**** GIVEN DATA

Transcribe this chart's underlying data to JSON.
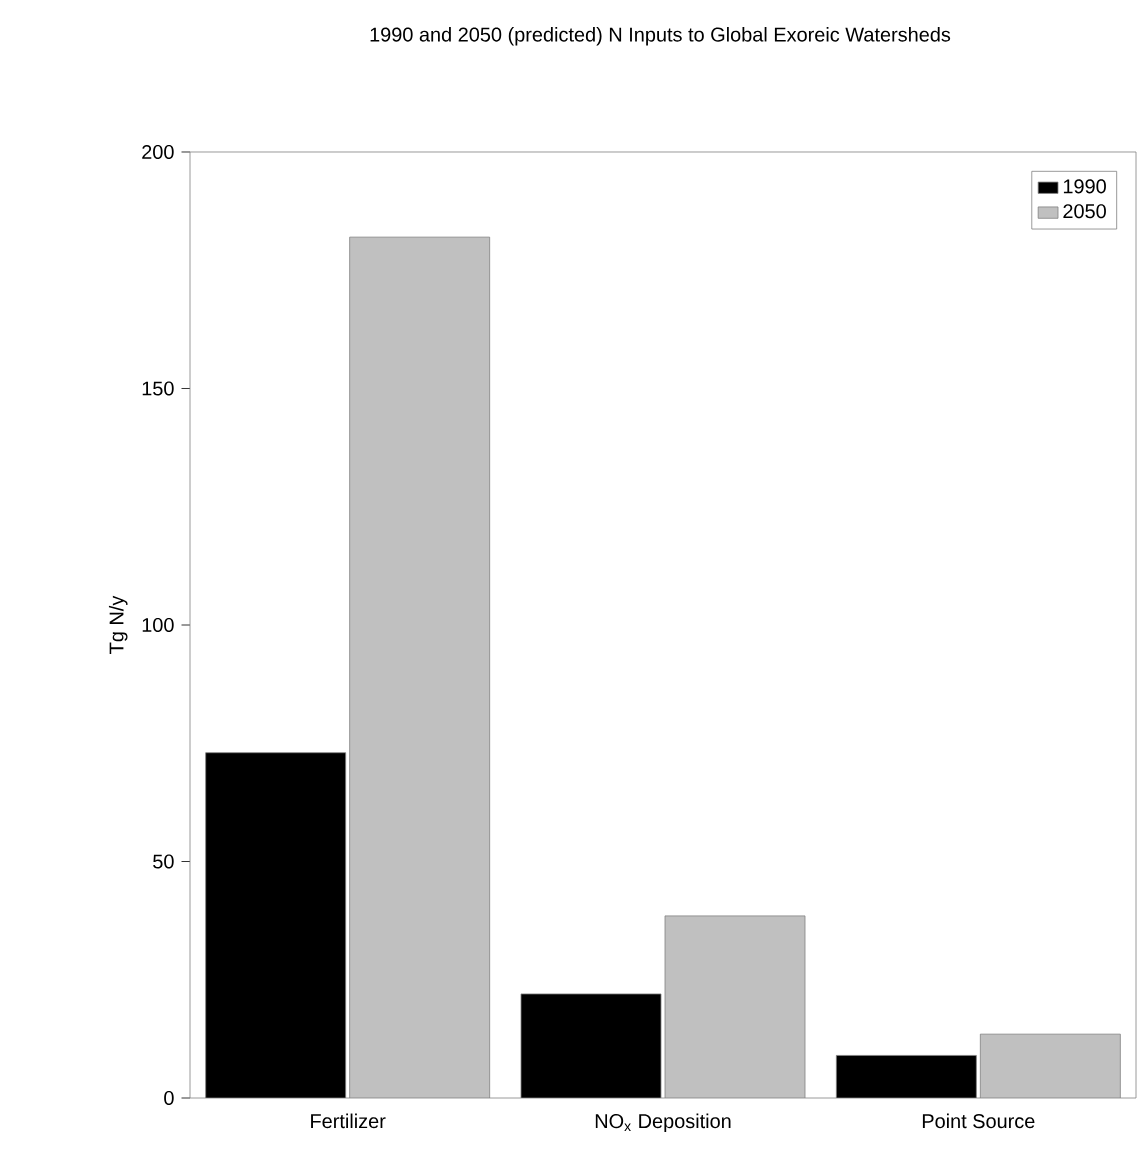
{
  "chart_data": {
    "type": "bar",
    "title": "1990 and 2050 (predicted) N Inputs to Global Exoreic Watersheds",
    "ylabel": "Tg N/y",
    "categories": [
      "Fertilizer",
      "NO$_{x}$ Deposition",
      "Point Source"
    ],
    "series": [
      {
        "name": "1990",
        "color": "#000000",
        "values": [
          73,
          22,
          9
        ]
      },
      {
        "name": "2050",
        "color": "#c0c0c0",
        "values": [
          182,
          38.5,
          13.5
        ]
      }
    ],
    "ylim": [
      0,
      200
    ],
    "yticks": [
      0,
      50,
      100,
      150,
      200
    ],
    "grid": false,
    "legend": "top right"
  }
}
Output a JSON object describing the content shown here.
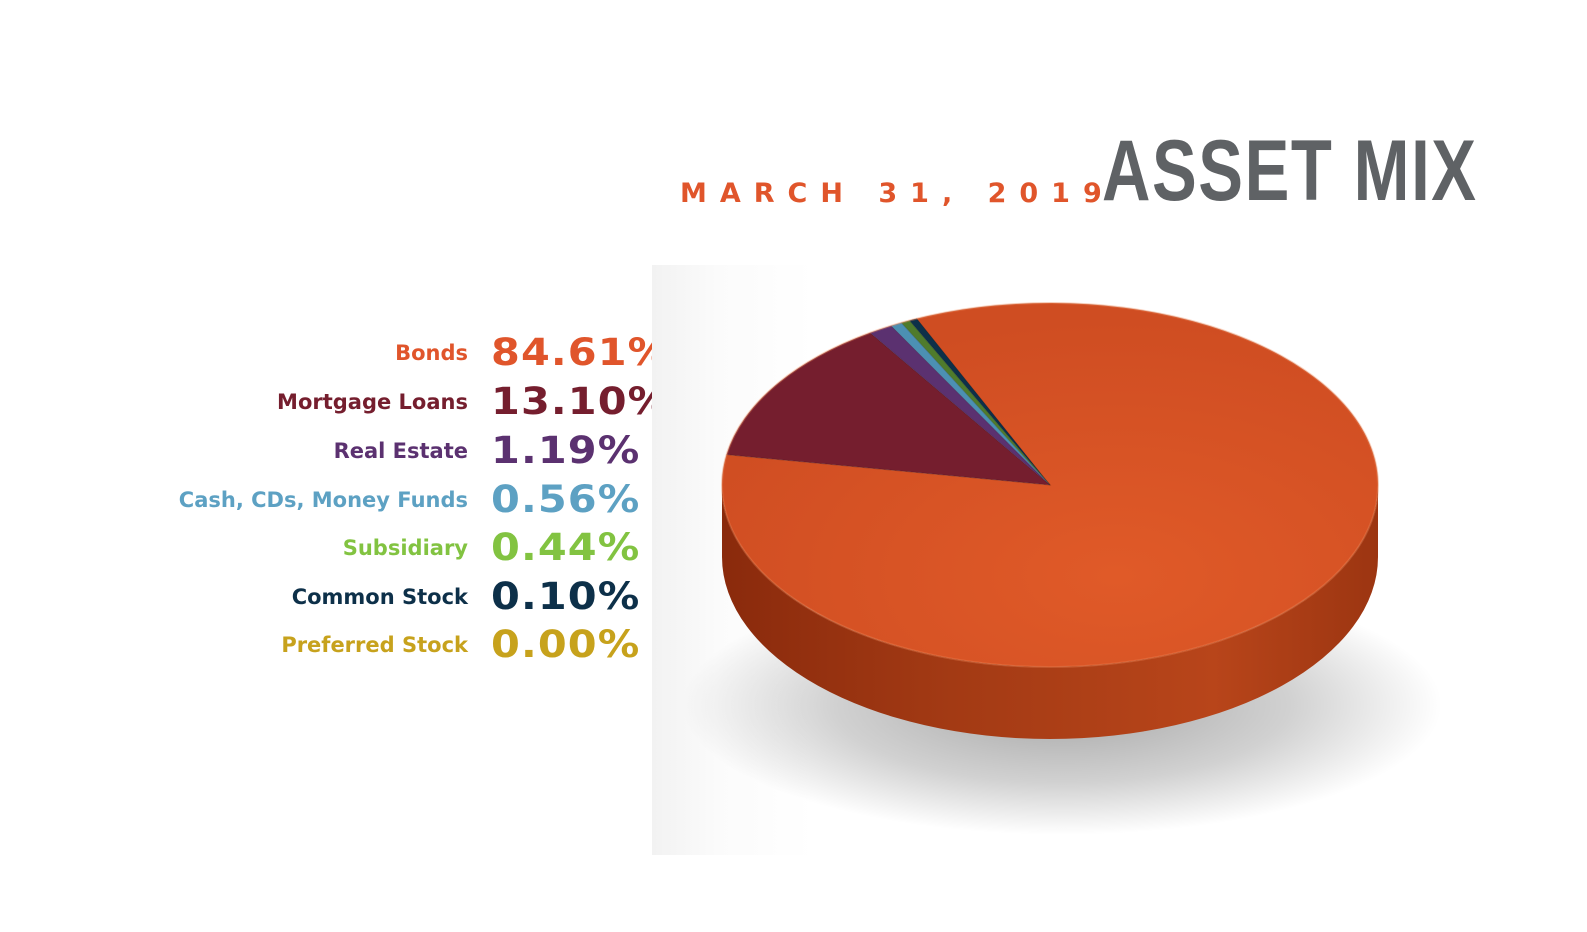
{
  "header": {
    "date": "MARCH 31, 2019",
    "title": "ASSET MIX"
  },
  "chart_data": {
    "type": "pie",
    "title": "ASSET MIX",
    "subtitle": "MARCH 31, 2019",
    "legend_placement": "left",
    "slices": [
      {
        "label": "Bonds",
        "value": 84.61,
        "display": "84.61%",
        "color": "#d04e24",
        "label_color": "#e0552b"
      },
      {
        "label": "Mortgage Loans",
        "value": 13.1,
        "display": "13.10%",
        "color": "#751e2e",
        "label_color": "#751e2e"
      },
      {
        "label": "Real Estate",
        "value": 1.19,
        "display": "1.19%",
        "color": "#5b3170",
        "label_color": "#5b3170"
      },
      {
        "label": "Cash, CDs, Money Funds",
        "value": 0.56,
        "display": "0.56%",
        "color": "#4c90b3",
        "label_color": "#5da1c3"
      },
      {
        "label": "Subsidiary",
        "value": 0.44,
        "display": "0.44%",
        "color": "#4f7b2c",
        "label_color": "#82c341"
      },
      {
        "label": "Common Stock",
        "value": 0.1,
        "display": "0.10%",
        "color": "#0d3049",
        "label_color": "#0d3049"
      },
      {
        "label": "Preferred Stock",
        "value": 0.0,
        "display": "0.00%",
        "color": "#c7a21c",
        "label_color": "#c7a21c"
      }
    ]
  }
}
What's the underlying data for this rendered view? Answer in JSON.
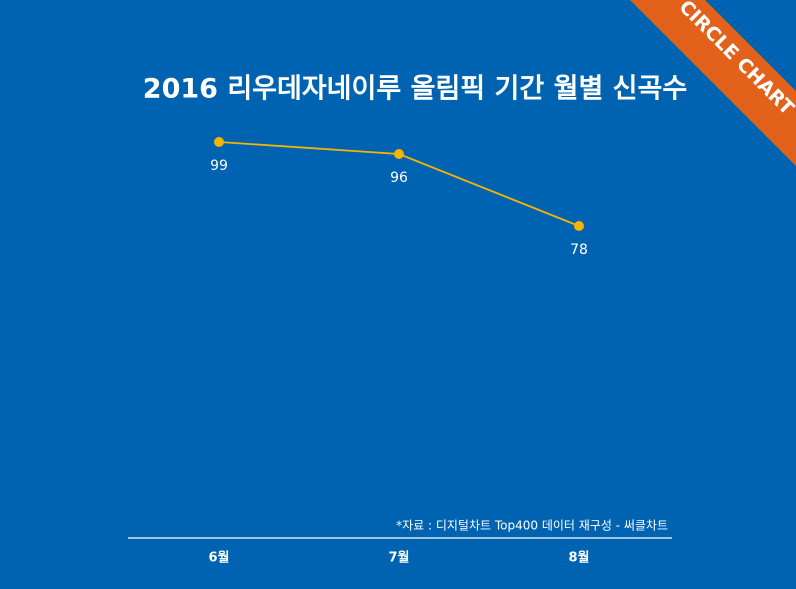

********

● WHAT IS ASKED
Every entry should be returned exactly as written, minus the pictures.

● WORKED SOLUTION
Transcribe this chart's underlying data to JSON.
{
  "chart_data": {
    "type": "bar",
    "title": "1990 and 2050 (predicted) N Inputs to Global Exoreic Watersheds",
    "ylabel": "Tg N/y",
    "categories": [
      "Fertilizer",
      "NO$_{x}$ Deposition",
      "Point Source"
    ],
    "series": [
      {
        "name": "1990",
        "color": "#000000",
        "values": [
          73,
          22,
          9
        ]
      },
      {
        "name": "2050",
        "color": "#c0c0c0",
        "values": [
          182,
          38.5,
          13.5
        ]
      }
    ],
    "ylim": [
      0,
      200
    ],
    "yticks": [
      0,
      50,
      100,
      150,
      200
    ],
    "grid": false,
    "legend": "top right"
  }
}
Output a JSON object describing the content shown here.
{
  "header": {
    "date": "MARCH 31, 2019",
    "title": "ASSET MIX"
  },
  "chart_data": {
    "type": "pie",
    "title": "ASSET MIX",
    "subtitle": "MARCH 31, 2019",
    "legend_placement": "left",
    "slices": [
      {
        "label": "Bonds",
        "value": 84.61,
        "display": "84.61%",
        "color": "#d04e24",
        "label_color": "#e0552b"
      },
      {
        "label": "Mortgage Loans",
        "value": 13.1,
        "display": "13.10%",
        "color": "#751e2e",
        "label_color": "#751e2e"
      },
      {
        "label": "Real Estate",
        "value": 1.19,
        "display": "1.19%",
        "color": "#5b3170",
        "label_color": "#5b3170"
      },
      {
        "label": "Cash, CDs, Money Funds",
        "value": 0.56,
        "display": "0.56%",
        "color": "#4c90b3",
        "label_color": "#5da1c3"
      },
      {
        "label": "Subsidiary",
        "value": 0.44,
        "display": "0.44%",
        "color": "#4f7b2c",
        "label_color": "#82c341"
      },
      {
        "label": "Common Stock",
        "value": 0.1,
        "display": "0.10%",
        "color": "#0d3049",
        "label_color": "#0d3049"
      },
      {
        "label": "Preferred Stock",
        "value": 0.0,
        "display": "0.00%",
        "color": "#c7a21c",
        "label_color": "#c7a21c"
      }
    ]
  }
}
What's the underlying data for this rendered view? Answer in JSON.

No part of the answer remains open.